◆ **Document passage**
┌──

It doesn’t stop there, but I think you get the picture by now. And thinking back on all of this, I can’t help but be very, very happy. Because with very simple means and a big helping of suggestion, we managed to create an experience that was so much more than the sum of its parts for most players. Usually for better, rather than worse. The negatives were discussed on the forums because they were negative, not because they were in the majority. Who knows what wonderful stories never came to light because they were too beautiful to put into words? We even got an email from a player who compared the experience of being in our cyber-ecosystem to the emotions he had felt at the birth of his children. Considering the relative simplicity of the mechanics at work in making players feel this way, I can’t help but feel like this is a sort of transcendence in its own right.

But beyond the effect of the game on the community, lies something more important: the effect that making and unleashing the game had on me. If Michael Shermer’s TED Talk was the beginning of my road towards becoming the person I am today, theHunter was the point of no return. There are so many lessons to learn from the examples above and others like it. Like how the consensus of the community around the optimal call sequence could be compared to a scientific paradigm. Or how humans’ pattern-seeking kicks into full gear at the slightest provocation. Or how people’s preconceived notions are so incredibly dear to them that even when they speak directly with the Intelligent Designer/God of the game world, they will still argue with him about how the mechanics work and what factors are at play in the ecosystem.

Having taken all these lessons to heart, then, how could I ever believe in UFO’s, Bigfoot or homeopathy? How could I ever consider anecdotes to be anything more than very, very weak evidence? How could I not laugh at the concept of Intelligent Design, and especially the Teleological Argument?

How could I ever respect those who do not, first and foremost, doubt themselves?

15 Comments
  1. Anders Elfgren permalink

    Hah, very cool!

    Who knew that skepticism was useful in game design too? 🙂 Another designer, less educated in these topics than yourself, may very well have believed the users and spent development resources trying to fix these “bugs”.

    All of your points would be good candidates for the Skeptic’s Guide to the Universe’s “Name that logical fallacy” segment 🙂

  2. Yota permalink

    Yeah, it is an awesome game!! I miss working on it 😦 I am very happy that it is still continuing…. However, I still need to get a better PC than my home netbook. I hope you are enjoying the fish and chips 🙂

    • Yota,

      Funny you should say that, we just had fish and chips for lunch today. 🙂 Hope life treats you well too… thanks for helping make the memory of this game one of the fonder in my life. 🙂

  3. Juan permalink

    The hunter was a life changer for myself as well. It was my first game and the most exciting project I have been involved with since. I remember getting pretty obsessed with playing the game, and spending way to many hours at home just trying to kill a F@#$ deer. It took me more than 28 hrs to get my first real kill (server side game)

└──

◆ **Task A**
In the essay about theHunter, render this sentence in Spanish: "The negatives were discussed on the forums because they were negative, not because they were in the majority."
◆ **Task B**
Pick up the essay about theHunter and its reader comments after the last sentence shown, and write on from there.
The entries are not needed for any of this.

◆ **Given data**

┌──

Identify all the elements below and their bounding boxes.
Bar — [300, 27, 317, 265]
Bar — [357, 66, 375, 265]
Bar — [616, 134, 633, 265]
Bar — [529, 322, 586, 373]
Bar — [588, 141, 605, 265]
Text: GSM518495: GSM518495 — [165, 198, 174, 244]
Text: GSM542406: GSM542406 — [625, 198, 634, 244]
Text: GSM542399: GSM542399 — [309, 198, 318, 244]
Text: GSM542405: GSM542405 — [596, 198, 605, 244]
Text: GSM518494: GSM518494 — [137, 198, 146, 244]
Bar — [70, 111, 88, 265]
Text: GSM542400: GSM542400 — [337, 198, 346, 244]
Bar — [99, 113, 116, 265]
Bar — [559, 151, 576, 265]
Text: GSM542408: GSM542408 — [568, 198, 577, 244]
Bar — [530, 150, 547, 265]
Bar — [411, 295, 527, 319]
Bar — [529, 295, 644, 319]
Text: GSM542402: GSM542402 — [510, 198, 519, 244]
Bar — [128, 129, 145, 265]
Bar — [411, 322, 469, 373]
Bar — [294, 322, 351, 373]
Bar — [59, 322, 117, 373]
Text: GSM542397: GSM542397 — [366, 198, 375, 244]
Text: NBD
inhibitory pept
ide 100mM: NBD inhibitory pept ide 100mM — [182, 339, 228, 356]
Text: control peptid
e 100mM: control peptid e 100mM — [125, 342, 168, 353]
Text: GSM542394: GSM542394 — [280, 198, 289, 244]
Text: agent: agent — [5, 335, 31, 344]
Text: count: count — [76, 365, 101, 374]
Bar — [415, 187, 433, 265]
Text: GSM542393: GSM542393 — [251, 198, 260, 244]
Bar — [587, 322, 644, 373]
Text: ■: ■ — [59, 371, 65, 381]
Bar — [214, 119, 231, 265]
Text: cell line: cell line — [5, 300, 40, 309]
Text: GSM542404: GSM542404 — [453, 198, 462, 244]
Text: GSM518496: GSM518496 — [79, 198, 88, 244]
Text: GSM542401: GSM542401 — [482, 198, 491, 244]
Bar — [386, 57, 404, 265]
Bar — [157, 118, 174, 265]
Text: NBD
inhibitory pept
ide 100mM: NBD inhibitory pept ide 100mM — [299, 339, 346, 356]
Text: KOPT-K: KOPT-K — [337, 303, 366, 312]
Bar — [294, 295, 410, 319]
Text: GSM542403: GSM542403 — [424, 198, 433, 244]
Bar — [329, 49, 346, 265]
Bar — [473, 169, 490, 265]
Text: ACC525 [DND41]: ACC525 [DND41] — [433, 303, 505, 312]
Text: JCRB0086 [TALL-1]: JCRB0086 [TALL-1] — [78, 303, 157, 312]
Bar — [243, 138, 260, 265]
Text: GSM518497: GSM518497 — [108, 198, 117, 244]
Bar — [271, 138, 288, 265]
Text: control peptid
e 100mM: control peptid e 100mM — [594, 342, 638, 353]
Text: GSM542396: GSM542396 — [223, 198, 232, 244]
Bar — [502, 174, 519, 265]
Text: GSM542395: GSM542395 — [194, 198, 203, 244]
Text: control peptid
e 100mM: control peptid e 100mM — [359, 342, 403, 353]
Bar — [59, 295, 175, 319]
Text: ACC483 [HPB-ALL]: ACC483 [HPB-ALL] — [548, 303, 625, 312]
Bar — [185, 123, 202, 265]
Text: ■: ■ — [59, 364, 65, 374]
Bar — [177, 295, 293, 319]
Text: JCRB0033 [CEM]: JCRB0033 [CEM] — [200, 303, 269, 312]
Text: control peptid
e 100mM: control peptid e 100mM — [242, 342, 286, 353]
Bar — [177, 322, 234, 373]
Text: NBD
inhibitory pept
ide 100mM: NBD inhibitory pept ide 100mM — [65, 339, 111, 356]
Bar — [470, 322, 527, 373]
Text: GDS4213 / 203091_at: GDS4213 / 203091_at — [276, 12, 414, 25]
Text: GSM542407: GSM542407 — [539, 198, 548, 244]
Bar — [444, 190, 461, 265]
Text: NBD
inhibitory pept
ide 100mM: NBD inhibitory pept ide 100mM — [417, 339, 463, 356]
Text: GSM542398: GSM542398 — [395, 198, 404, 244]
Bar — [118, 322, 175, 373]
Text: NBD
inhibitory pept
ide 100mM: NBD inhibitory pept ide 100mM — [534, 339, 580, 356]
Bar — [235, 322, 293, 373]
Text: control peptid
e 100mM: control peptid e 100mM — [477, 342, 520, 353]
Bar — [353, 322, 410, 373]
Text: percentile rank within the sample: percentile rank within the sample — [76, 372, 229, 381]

└──

◆ **Exercise response A**
Los aspectos negativos se discutieron en los foros porque eran negativos, no porque fueran la mayoría.

◆ **Exercise response B**
    what an incredible team we were. Once again, thanks for the opportunity buddy!

  4. Update, or I shall have you maimed by forks and maybe plates.

    • Gah! All right. But I’m gonna get me a nicer chair first, as my butt hurts from sitting on a kitchen stool.

      • I read you had to get nicer hair first, and I thought “For writing something on a blog? Wow, that’s narcissist…”

  5. I of course mean to say I enjoy your writing, and would like more of it.

  6. You have left a great legacy and I’m blessed to work with the dedicated and vocal users of the community as well as my skilled colleagues. It’s a great game on a niche more or less on it’s own.

    Regards,

    Lion M – Community Manager of theHunter

  7. Ashkeldir permalink

    Miss you all, thanks for the memories…

    Thankful things are continuing onwards and upwards for the game – but sad because it wouldn’t be where it is today if it hadn’t been for you – especially you, Doru, for your vision…

    Thank you – from the bottom of my .270 WSM’s barrel! 🙂

    • Thanks Ash. Brings a tear to my eye, even the implicit threat at the end makes me want to hug you… though only if you lower the rifle first. 😉

      Hopefully, EW will take the game onwards and upwards and make nobody miss poor ol’ me. That’s the melancholy of it all; success is when you can hand your love project over to someone else and have them understand it even better than yourself. This is true in all art. And bitter-sweet.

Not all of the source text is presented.